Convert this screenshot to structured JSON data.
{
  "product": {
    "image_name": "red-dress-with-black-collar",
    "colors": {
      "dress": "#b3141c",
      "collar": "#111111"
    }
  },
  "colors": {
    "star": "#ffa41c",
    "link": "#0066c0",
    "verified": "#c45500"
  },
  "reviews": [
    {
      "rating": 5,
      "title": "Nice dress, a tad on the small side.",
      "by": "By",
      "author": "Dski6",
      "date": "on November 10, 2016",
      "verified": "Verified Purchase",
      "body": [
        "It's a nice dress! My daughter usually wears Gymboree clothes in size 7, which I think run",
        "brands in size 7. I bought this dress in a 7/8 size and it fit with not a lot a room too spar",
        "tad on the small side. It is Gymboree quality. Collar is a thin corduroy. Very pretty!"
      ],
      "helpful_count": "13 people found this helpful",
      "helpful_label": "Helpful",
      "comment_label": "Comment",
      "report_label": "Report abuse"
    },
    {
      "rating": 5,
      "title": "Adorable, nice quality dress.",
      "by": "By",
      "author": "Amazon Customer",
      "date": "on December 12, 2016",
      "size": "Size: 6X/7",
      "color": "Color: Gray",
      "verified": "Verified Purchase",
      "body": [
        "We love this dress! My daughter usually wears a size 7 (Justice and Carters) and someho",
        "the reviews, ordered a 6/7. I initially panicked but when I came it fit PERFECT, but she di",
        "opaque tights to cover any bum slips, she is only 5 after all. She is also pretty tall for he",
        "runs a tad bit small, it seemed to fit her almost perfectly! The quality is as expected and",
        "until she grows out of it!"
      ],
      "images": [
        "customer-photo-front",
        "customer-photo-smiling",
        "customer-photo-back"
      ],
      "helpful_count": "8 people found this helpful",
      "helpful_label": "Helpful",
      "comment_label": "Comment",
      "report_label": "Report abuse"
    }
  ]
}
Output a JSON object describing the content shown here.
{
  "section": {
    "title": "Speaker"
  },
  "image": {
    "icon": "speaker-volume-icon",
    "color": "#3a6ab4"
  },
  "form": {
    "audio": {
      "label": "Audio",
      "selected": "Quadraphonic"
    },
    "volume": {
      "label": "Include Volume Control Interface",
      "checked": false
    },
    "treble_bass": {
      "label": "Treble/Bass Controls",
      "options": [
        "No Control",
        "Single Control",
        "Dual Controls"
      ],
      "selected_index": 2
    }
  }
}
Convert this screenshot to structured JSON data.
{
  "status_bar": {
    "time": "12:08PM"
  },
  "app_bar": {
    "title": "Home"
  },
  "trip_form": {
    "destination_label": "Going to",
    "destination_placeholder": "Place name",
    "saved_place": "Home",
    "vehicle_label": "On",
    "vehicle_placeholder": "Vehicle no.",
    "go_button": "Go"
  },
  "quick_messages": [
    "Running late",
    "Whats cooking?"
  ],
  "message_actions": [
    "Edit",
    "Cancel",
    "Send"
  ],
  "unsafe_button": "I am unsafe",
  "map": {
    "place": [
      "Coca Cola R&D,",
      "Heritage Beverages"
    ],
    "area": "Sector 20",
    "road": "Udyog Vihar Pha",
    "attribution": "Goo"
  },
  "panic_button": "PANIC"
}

> **Challenge**:
Where a line above contains the string "size", copy that line.

> **Solution to the problem**:
        "It's a nice dress! My daughter usually wears Gymboree clothes in size 7, which I think run",
        "brands in size 7. I bought this dress in a 7/8 size and it fit with not a lot a room too spar",
      "size": "Size: 6X/7",
        "We love this dress! My daughter usually wears a size 7 (Justice and Carters) and someho",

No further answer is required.